» ЧТО СДЕЛАТЬ
**a.** К какому наказанию приговорили Михаила Кадомцева, согласно тексту о Михаиле Кадомцеве?
**b.** Подхватите текст о Михаиле Кадомцеве и продолжите его сразу после последнего предложения.

═══ ВЫБРАННЫЙ ОТРЫВОК

Благодаря помощи Центральной библиотеки имени А.С. Пушкина города Новокуйбышевска мне удалось отыскать воспоминания о «тюремных университетах» Михаила Кадомцева, оставленные другим политзаключенным И.И. Генкиным (Шаевичем). Он записывал рассказы Михаила и даже получил его тюремную тетрадь. Основная часть его трудов и легла в основу этого поста.

Михаил Кадомцев считал он себя ортодоксальным марксистом, но по своим симпатиям в вопросах тактики и по целому ряду других качеств он напоминал кого угодно: радикально настроенного эсера былых «героических» времен, максималиста, если хотите, а то и анархиста, но меньше всего социал-демократа эпохи 1905 —1914, хотя бы и большевика.

Кадомцева арестовали в 1906 и привлекли по делу динамитной лаборатории и его приговорили к 4 годам арестантских рот.
В уфимской тюрьме, где он сидел в ожидании приговора, нравы были достаточно свободными и заключенным дозволялось даже посещать соседние камеры. В это время он участвует в подготовке побега группе уфимских анархистов, во главе с Павлом Черным (Конторовичем) помогает кустарным способом изготовить бомбы в коробке от какао Жоржа Бормана.
Оружие (два браунинга) и динамит беглецам удалось получить подкупив охрану. Сорваться в побег с ними отчего-то Михаилу не удается. Да и побег этот нельзя назвать удачным – скрыться ненадолго удается только одному из беглецов, примкнувшим к анархистам саратовскому боевику- социал демократу Литвинцеву.

══════
═══ ИСХОДНЫЕ ДАННЫЕ

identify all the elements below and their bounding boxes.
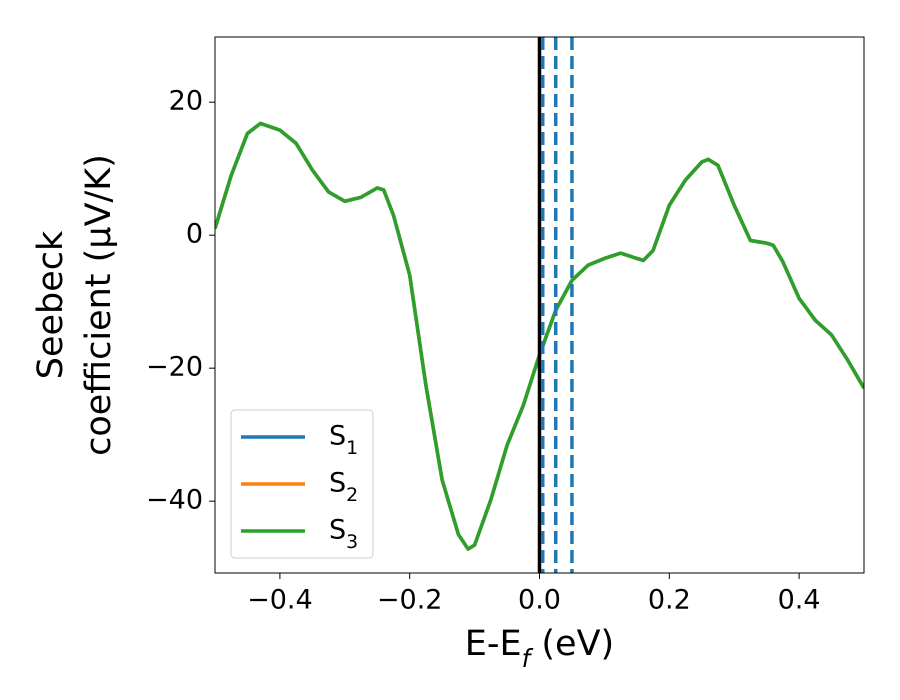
- x-tick-label: −0.4: [247, 585, 313, 616]
- x-tick-label: 0.2: [648, 585, 691, 616]
- x-axis-label: E-Ef (eV): [465, 624, 614, 673]
- y-axis-label: Seebeck: [31, 230, 71, 379]
- plot: [215, 37, 864, 573]
- y-axis-label: coefficient (μV/K): [79, 154, 119, 456]
- x-tick-label: −0.2: [377, 585, 443, 616]
- line-series: [215, 121, 864, 551]
- y-tick-label: 20: [169, 86, 203, 117]
- y-tick-label: −40: [146, 485, 203, 516]
- x-tick-label: 0.0: [518, 585, 561, 616]
- y-tick-label: −20: [146, 352, 203, 383]
- y-tick-label: 0: [186, 219, 203, 250]
- x-tick-label: 0.4: [778, 585, 821, 616]
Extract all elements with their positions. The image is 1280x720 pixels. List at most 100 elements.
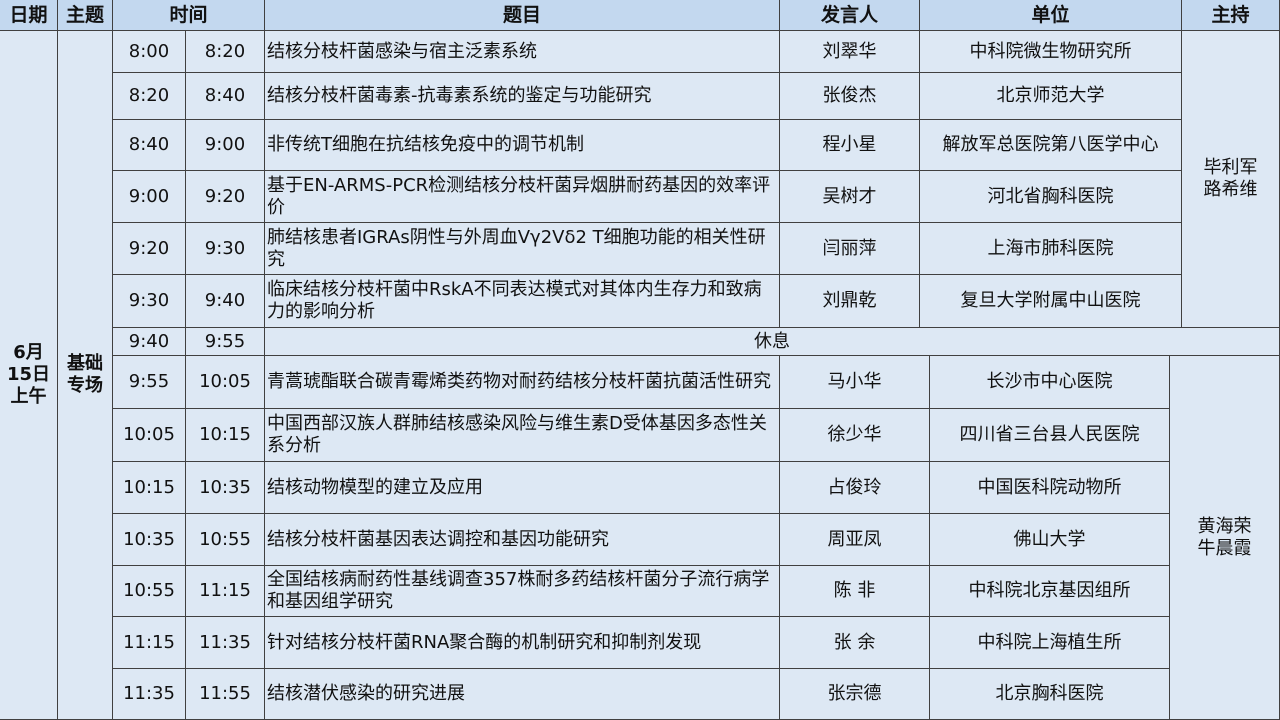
break-row: 休息 [265,328,1280,356]
unit-text: 上海市肺科医院 [987,237,1114,259]
start-time: 9:00 [113,171,186,223]
end-time-text: 10:05 [199,371,251,392]
talk-title-text: 肺结核患者IGRAs阴性与外周血Vγ2Vδ2 T细胞功能的相关性研究 [267,226,766,270]
unit: 河北省胸科医院 [920,171,1182,223]
start-time-text: 9:00 [128,185,170,207]
unit-text: 中科院微生物研究所 [969,40,1132,62]
date-cell: 6月 15日 上午 [0,31,58,720]
start-time-text: 8:20 [128,85,170,106]
unit: 中国医科院动物所 [930,462,1170,514]
header-time: 时间 [113,0,265,31]
unit: 中科院微生物研究所 [920,31,1182,73]
talk-title-text: 结核分枝杆菌基因表达调控和基因功能研究 [267,528,609,550]
unit-text: 复旦大学附属中山医院 [960,290,1141,311]
end-time: 10:55 [186,514,265,566]
start-time: 8:00 [113,31,186,73]
talk-title: 结核潜伏感染的研究进展 [265,669,780,720]
header-unit-text: 单位 [1031,4,1070,26]
speaker-text: 吴树才 [822,185,877,207]
talk-title-text: 基于EN-ARMS-PCR检测结核分枝杆菌异烟肼耐药基因的效率评价 [267,174,771,218]
talk-title: 临床结核分枝杆菌中RskA不同表达模式对其体内生存力和致病力的影响分析 [265,275,780,328]
speaker: 刘鼎乾 [780,275,920,328]
unit-text: 中科院北京基因组所 [968,580,1131,601]
unit: 北京师范大学 [920,73,1182,120]
speaker: 马小华 [780,356,930,409]
start-time: 9:20 [113,223,186,275]
talk-title: 基于EN-ARMS-PCR检测结核分枝杆菌异烟肼耐药基因的效率评价 [265,171,780,223]
talk-title: 全国结核病耐药性基线调查357株耐多药结核杆菌分子流行病学和基因组学研究 [265,566,780,617]
end-time-text: 10:15 [199,424,251,445]
end-time: 11:15 [186,566,265,617]
speaker: 徐少华 [780,409,930,462]
start-time-text: 9:55 [128,371,170,392]
speaker-text: 占俊玲 [827,476,882,498]
speaker: 闫丽萍 [780,223,920,275]
start-time-text: 9:40 [128,330,170,352]
speaker: 周亚凤 [780,514,930,566]
unit-text: 中科院上海植生所 [977,631,1122,653]
unit: 北京胸科医院 [930,669,1170,720]
unit-text: 解放军总医院第八医学中心 [942,134,1159,155]
host-session-1: 毕利军 路希维 [1182,31,1280,328]
unit: 上海市肺科医院 [920,223,1182,275]
date-cell-text: 6月 15日 上午 [6,342,51,407]
start-time: 8:20 [113,73,186,120]
end-time: 9:20 [186,171,265,223]
speaker: 张俊杰 [780,73,920,120]
unit-text: 河北省胸科医院 [987,185,1114,207]
host-session-1-text: 毕利军 路希维 [1203,157,1258,200]
start-time: 10:35 [113,514,186,566]
speaker-text: 程小星 [822,134,877,155]
talk-title: 青蒿琥酯联合碳青霉烯类药物对耐药结核分枝杆菌抗菌活性研究 [265,356,780,409]
speaker: 张宗德 [780,669,930,720]
end-time-text: 11:35 [199,631,251,653]
end-time: 10:15 [186,409,265,462]
end-time-text: 9:20 [204,185,246,207]
talk-title: 针对结核分枝杆菌RNA聚合酶的机制研究和抑制剂发现 [265,617,780,669]
header-speaker-text: 发言人 [820,4,878,26]
speaker-text: 闫丽萍 [822,237,877,259]
talk-title: 肺结核患者IGRAs阴性与外周血Vγ2Vδ2 T细胞功能的相关性研究 [265,223,780,275]
start-time-text: 9:30 [128,290,170,311]
unit-text: 佛山大学 [1013,528,1086,550]
end-time: 9:55 [186,328,265,356]
speaker-text: 张 余 [833,631,876,653]
end-time-text: 8:40 [204,85,246,106]
talk-title-text: 全国结核病耐药性基线调查357株耐多药结核杆菌分子流行病学和基因组学研究 [267,569,770,612]
speaker: 陈 非 [780,566,930,617]
talk-title: 结核分枝杆菌基因表达调控和基因功能研究 [265,514,780,566]
start-time-text: 8:40 [128,134,170,155]
end-time: 11:55 [186,669,265,720]
speaker: 张 余 [780,617,930,669]
end-time-text: 10:55 [199,528,251,550]
theme-cell: 基础 专场 [58,31,113,720]
end-time: 11:35 [186,617,265,669]
header-theme-text: 主题 [65,4,104,26]
speaker-text: 周亚凤 [827,528,882,550]
talk-title-text: 临床结核分枝杆菌中RskA不同表达模式对其体内生存力和致病力的影响分析 [267,279,762,322]
talk-title-text: 结核分枝杆菌毒素-抗毒素系统的鉴定与功能研究 [267,85,652,106]
host-session-2-text: 黄海荣 牛晨霞 [1197,515,1252,559]
speaker: 程小星 [780,120,920,171]
start-time-text: 11:15 [123,631,175,653]
start-time-text: 9:20 [128,237,170,259]
start-time: 10:15 [113,462,186,514]
end-time: 9:40 [186,275,265,328]
end-time-text: 9:30 [204,237,246,259]
end-time: 8:20 [186,31,265,73]
header-date: 日期 [0,0,58,31]
header-host: 主持 [1182,0,1280,31]
talk-title-text: 非传统T细胞在抗结核免疫中的调节机制 [267,134,584,155]
unit-text: 中国医科院动物所 [977,476,1122,498]
speaker-text: 张宗德 [827,683,882,704]
talk-title: 结核分枝杆菌毒素-抗毒素系统的鉴定与功能研究 [265,73,780,120]
header-title: 题目 [265,0,780,31]
unit-text: 长沙市中心医院 [986,371,1113,392]
unit-text: 北京胸科医院 [995,683,1104,704]
start-time: 10:55 [113,566,186,617]
unit: 复旦大学附属中山医院 [920,275,1182,328]
talk-title-text: 结核分枝杆菌感染与宿主泛素系统 [267,40,537,62]
end-time: 9:30 [186,223,265,275]
end-time-text: 11:55 [199,683,251,704]
header-time-text: 时间 [169,4,208,26]
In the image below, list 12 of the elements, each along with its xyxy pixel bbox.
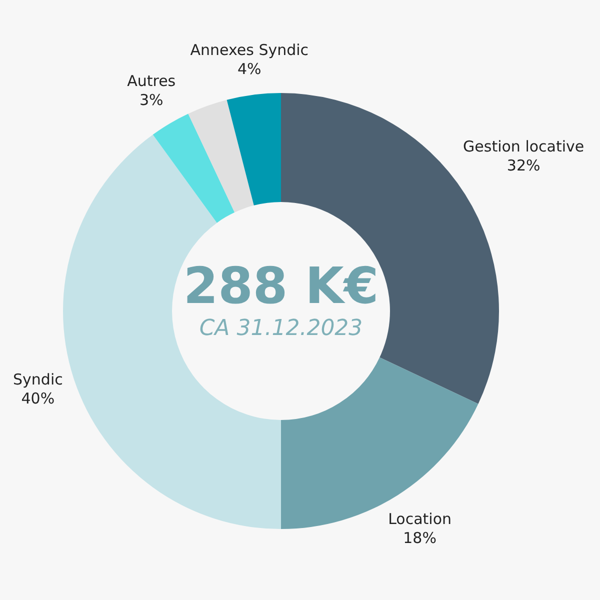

══════

» ОТВЕТЫ ПО ЗАДАНИЯМ
**a.** К четырем годам арестантских рот.

**b.**
Больше всех Михаилу Кадомцеву жалко получившего пулю в голову анархиста Конторовича. Славный и талантливый парень был…
Кадомцева переводят в г. Мензелинск, откуда он при помощи целой группы лиц, в том и местного меньшевика Николая Сукенника, угодившего за это на каторгу, совершает сложный по организации и эффектный по обстановке стрельбой и множеством других приключений, побег.
* Правда сценарий побега из Мензелинска практически на 100% повторяет побег группы анархистов из уфимской тюрьмы. Там тоже есть подкуп, бомбы, револьверы и недождавшиеся на тройке товарищи с воли. А вот пострадавшему революционеру Сукеннику советская власть заслуг этих не зачтет, сначала осудит на 10 лет в 1929 по 58 статье и расстреляет в 1937 году. Знал ли об этом Эразм Кадомцев? Наверное знал, но и его положение тоже было не очень завидным. Эразму припоминали поданное «прошение» царю, поступок недостойный революционера. Кстати прошение о помиловании подавал и Михаил Кадомцев, благодаря стараниям родных и хлопотам митрополита, имевшего ход к командующему войсками генералу Сандецкому, смертная казнь ему была заменена бессрочной каторгой.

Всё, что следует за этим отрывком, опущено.